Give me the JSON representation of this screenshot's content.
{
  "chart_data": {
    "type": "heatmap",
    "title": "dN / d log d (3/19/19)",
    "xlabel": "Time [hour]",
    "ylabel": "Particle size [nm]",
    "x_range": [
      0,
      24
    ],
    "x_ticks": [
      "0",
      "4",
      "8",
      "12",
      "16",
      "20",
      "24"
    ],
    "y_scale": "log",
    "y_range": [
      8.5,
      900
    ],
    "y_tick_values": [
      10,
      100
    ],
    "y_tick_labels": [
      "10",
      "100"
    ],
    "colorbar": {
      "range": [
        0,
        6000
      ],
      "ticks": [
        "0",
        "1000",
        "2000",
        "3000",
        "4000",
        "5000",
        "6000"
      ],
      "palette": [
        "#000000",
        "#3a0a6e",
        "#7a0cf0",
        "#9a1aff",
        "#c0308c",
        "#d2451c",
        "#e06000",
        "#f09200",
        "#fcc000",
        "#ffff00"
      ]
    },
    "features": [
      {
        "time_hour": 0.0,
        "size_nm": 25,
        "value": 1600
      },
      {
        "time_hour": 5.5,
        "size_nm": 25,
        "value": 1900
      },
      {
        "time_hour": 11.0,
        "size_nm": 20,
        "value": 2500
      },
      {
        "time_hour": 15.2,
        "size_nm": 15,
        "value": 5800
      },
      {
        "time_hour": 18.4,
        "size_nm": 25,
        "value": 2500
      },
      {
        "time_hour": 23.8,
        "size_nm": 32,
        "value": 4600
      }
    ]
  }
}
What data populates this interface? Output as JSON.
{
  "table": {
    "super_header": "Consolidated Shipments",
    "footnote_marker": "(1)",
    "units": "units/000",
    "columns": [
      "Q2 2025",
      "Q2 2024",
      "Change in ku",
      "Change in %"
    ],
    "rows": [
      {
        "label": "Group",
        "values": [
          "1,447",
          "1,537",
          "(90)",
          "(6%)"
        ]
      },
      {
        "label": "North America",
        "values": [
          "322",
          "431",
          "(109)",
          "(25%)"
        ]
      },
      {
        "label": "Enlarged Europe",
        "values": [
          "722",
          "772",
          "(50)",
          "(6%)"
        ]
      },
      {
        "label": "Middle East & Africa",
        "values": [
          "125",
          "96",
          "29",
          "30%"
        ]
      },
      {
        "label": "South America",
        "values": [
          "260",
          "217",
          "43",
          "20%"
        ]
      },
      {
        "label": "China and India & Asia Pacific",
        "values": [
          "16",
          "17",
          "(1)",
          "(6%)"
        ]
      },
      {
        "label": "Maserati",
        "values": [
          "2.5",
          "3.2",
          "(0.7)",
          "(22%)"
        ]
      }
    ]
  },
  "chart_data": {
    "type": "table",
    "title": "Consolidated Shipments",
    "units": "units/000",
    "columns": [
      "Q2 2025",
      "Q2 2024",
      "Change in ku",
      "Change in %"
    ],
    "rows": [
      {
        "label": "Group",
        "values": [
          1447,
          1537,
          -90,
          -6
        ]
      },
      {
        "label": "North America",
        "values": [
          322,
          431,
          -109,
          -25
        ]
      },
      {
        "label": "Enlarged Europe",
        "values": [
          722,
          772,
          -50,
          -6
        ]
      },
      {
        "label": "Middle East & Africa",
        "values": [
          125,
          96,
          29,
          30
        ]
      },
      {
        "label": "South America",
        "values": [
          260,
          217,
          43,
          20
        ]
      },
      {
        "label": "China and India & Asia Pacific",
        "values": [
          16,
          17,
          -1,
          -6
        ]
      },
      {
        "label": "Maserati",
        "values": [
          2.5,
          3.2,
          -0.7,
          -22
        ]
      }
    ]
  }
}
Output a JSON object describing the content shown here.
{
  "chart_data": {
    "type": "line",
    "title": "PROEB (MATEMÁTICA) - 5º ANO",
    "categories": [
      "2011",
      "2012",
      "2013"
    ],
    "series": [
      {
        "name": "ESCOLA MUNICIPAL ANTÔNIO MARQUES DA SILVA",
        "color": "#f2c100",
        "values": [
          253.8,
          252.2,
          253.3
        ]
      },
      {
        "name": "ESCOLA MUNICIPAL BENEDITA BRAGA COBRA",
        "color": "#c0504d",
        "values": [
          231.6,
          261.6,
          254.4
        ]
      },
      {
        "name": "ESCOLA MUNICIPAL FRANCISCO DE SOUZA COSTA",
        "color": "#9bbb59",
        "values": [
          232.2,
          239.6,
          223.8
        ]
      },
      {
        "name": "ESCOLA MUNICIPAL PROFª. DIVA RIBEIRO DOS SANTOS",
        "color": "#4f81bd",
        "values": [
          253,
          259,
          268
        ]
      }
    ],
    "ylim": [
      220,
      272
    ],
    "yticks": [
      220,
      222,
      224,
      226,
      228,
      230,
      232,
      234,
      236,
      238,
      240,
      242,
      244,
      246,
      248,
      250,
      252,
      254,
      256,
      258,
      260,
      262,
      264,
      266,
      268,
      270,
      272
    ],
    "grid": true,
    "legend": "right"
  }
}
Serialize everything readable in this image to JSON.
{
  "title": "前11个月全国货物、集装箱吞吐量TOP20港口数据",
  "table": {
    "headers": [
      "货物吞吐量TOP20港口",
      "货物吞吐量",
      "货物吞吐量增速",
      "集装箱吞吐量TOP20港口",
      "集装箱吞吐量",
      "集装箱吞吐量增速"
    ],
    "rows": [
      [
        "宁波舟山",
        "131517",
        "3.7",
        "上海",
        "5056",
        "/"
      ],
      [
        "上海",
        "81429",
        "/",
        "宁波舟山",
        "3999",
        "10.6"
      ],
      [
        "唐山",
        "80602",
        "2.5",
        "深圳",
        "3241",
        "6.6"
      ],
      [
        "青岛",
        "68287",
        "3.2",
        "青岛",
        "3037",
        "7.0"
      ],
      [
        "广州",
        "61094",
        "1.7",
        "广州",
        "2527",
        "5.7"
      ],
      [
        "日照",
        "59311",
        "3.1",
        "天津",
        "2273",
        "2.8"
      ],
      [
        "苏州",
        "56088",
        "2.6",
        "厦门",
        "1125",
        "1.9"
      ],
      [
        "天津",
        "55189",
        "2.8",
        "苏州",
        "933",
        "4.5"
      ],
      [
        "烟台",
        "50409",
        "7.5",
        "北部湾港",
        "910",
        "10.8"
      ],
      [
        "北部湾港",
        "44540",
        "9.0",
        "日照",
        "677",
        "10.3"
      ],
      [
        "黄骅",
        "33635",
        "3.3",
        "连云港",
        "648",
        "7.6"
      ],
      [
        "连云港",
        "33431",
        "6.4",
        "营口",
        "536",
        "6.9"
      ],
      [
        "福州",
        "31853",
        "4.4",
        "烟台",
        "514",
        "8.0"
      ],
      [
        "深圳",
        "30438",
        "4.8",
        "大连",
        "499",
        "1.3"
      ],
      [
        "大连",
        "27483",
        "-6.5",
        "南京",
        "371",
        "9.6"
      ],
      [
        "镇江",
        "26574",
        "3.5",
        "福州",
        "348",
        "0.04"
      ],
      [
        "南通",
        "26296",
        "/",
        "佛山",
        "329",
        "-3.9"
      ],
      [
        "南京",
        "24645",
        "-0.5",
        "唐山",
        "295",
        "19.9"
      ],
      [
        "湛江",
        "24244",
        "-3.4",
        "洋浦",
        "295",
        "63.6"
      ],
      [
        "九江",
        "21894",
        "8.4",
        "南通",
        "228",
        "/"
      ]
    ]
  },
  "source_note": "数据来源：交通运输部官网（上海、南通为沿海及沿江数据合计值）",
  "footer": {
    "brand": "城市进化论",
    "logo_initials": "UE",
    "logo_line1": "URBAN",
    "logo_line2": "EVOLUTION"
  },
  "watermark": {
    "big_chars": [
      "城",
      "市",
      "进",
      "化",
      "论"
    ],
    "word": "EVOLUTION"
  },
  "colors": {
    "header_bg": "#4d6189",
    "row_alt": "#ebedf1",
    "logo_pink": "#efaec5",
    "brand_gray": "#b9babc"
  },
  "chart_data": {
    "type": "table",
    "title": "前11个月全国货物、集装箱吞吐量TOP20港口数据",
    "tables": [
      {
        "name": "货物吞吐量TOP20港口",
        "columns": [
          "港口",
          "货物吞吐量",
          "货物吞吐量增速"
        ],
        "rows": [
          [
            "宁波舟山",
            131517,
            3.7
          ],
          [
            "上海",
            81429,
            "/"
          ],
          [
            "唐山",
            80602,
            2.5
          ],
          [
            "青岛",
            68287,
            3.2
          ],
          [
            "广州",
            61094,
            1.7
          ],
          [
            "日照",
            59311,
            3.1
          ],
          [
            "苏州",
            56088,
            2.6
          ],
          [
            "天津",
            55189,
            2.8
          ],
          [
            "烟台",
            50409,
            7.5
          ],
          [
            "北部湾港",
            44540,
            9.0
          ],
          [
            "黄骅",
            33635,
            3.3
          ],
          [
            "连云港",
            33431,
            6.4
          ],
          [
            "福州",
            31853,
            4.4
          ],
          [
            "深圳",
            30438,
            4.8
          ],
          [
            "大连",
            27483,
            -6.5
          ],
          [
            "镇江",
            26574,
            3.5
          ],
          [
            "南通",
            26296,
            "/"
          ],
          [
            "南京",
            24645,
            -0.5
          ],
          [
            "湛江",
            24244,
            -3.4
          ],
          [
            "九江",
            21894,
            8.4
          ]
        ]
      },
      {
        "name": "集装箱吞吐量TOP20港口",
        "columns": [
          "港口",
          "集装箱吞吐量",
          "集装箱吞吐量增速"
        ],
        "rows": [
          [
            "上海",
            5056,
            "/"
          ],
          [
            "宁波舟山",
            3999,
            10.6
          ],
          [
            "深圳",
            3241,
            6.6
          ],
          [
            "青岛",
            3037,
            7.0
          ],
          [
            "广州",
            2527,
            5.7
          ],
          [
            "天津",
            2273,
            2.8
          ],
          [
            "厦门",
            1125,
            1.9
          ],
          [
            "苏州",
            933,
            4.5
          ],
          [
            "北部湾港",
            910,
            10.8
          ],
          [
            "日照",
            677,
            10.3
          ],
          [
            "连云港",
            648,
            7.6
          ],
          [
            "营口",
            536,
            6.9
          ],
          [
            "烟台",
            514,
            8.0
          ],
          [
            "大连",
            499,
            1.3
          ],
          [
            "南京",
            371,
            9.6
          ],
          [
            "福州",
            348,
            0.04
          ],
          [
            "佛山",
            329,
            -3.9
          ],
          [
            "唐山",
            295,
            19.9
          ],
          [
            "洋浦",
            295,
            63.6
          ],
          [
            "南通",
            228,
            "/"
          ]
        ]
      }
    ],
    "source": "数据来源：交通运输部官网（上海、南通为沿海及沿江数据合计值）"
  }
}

☆ ☆ ☆

◆ PROBLEM DETAILS: Which lines hold the word "EVOLUTION"? Copy each of them from the records.

◆ SOLUTION FOR THIS TASK:
    "logo_line2": "EVOLUTION"
    "word": "EVOLUTION"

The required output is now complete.